--- Records shown ---
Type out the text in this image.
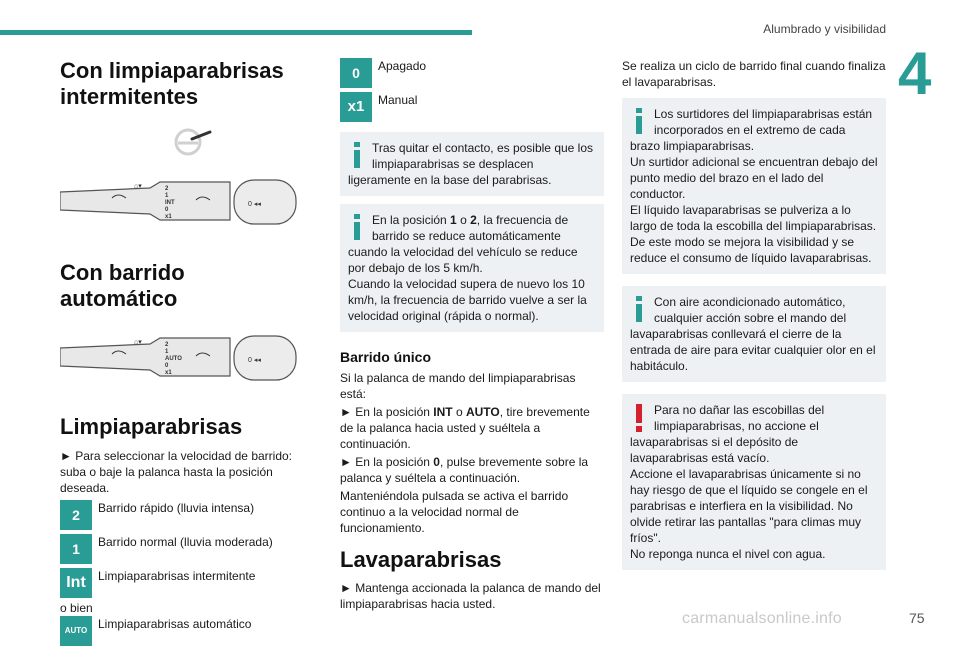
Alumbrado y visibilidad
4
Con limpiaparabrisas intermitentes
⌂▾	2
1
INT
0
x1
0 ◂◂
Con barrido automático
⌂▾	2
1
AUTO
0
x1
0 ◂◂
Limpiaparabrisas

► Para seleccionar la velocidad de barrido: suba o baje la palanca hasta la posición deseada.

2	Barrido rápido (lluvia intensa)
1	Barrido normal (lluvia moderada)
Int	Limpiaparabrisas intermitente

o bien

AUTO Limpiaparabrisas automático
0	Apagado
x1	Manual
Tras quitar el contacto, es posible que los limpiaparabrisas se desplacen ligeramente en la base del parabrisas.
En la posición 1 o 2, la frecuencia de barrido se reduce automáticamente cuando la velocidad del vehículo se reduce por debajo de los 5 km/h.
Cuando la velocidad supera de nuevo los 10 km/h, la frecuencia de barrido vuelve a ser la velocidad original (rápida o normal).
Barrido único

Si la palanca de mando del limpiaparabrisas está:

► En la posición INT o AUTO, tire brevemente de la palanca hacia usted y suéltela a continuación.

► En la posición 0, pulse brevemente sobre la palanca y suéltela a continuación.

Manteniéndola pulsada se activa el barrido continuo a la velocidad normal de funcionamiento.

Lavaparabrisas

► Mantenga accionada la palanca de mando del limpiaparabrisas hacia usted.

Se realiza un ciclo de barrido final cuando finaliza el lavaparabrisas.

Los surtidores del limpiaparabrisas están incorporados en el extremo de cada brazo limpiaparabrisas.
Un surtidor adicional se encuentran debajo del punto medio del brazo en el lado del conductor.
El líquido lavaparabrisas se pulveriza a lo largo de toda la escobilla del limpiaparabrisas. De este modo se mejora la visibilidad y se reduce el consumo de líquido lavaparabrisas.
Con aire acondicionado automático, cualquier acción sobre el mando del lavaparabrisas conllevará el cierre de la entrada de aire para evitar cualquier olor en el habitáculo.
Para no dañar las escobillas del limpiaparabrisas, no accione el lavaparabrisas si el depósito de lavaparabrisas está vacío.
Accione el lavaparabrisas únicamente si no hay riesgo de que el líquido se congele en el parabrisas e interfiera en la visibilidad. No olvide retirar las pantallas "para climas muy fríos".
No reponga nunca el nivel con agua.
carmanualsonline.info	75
---
--- Records shown ---
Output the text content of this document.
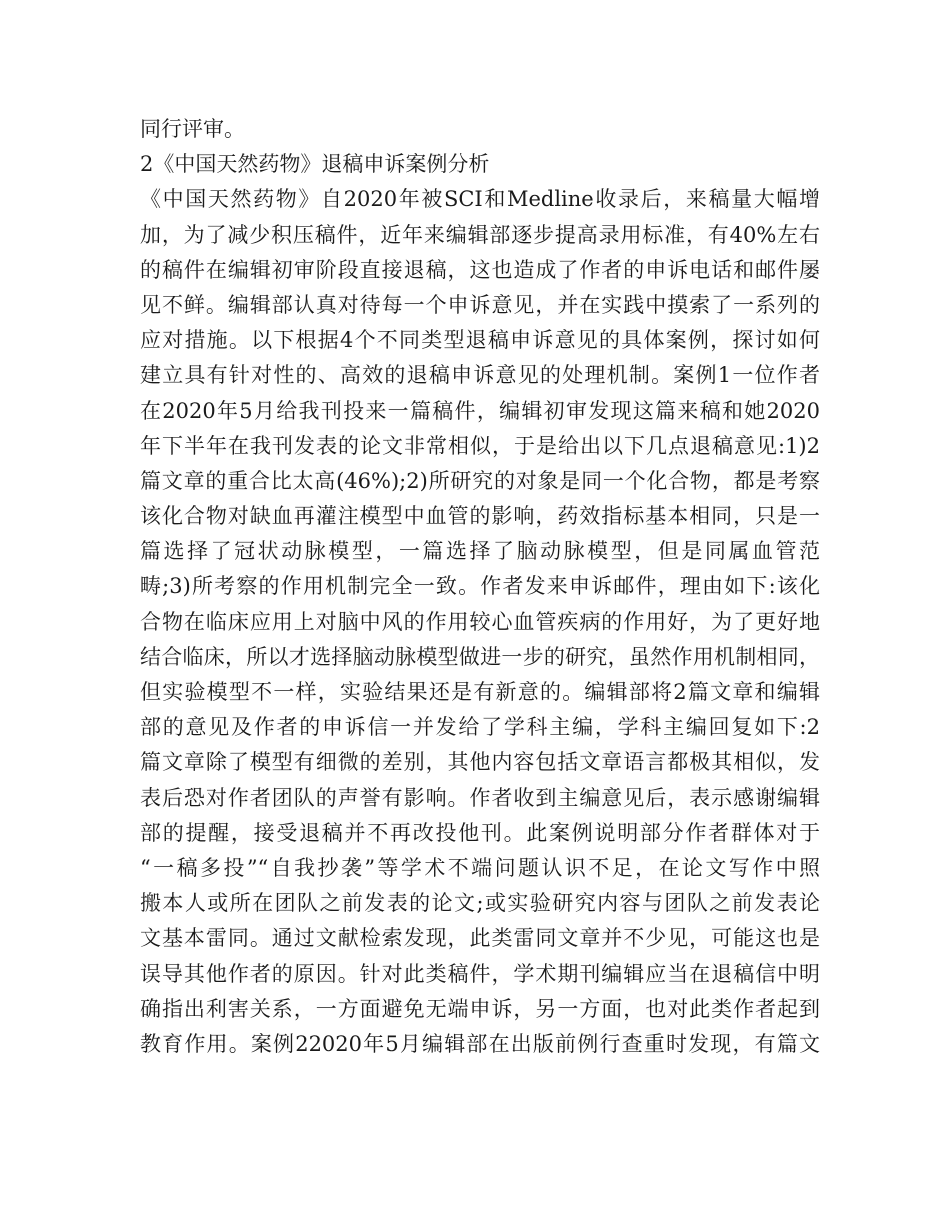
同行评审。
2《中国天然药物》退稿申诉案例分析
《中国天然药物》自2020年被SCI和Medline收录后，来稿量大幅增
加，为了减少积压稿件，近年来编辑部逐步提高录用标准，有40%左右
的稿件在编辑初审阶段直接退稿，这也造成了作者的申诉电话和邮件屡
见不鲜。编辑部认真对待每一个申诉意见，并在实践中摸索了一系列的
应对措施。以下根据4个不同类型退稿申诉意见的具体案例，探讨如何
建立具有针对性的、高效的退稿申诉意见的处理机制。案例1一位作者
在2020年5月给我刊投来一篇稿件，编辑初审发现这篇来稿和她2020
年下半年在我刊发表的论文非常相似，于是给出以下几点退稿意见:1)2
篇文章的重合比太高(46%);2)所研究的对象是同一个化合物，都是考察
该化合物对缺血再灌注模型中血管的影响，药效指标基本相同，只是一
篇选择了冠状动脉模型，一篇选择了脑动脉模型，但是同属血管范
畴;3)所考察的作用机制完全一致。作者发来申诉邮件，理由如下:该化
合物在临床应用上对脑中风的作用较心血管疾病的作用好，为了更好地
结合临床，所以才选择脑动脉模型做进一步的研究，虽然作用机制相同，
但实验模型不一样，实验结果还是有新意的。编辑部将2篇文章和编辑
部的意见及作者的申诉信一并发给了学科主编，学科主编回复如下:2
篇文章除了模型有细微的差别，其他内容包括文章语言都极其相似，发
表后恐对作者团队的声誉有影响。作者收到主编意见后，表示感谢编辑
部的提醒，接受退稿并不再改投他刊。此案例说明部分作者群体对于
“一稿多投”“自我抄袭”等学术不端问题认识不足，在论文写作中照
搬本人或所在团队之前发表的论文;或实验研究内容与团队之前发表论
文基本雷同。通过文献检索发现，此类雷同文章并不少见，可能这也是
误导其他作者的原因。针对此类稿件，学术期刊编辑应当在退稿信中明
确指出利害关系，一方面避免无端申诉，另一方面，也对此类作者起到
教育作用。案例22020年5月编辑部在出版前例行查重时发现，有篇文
---
* **Task instructions**
Search the entries for the string "visibilidad" and collect each line that has it.

* **Output**
Alumbrado y visibilidad
El líquido lavaparabrisas se pulveriza a lo largo de toda la escobilla del limpiaparabrisas. De este modo se mejora la visibilidad y se reduce el consumo de líquido lavaparabrisas.
Accione el lavaparabrisas únicamente si no hay riesgo de que el líquido se congele en el parabrisas e interfiera en la visibilidad. No olvide retirar las pantallas "para climas muy fríos".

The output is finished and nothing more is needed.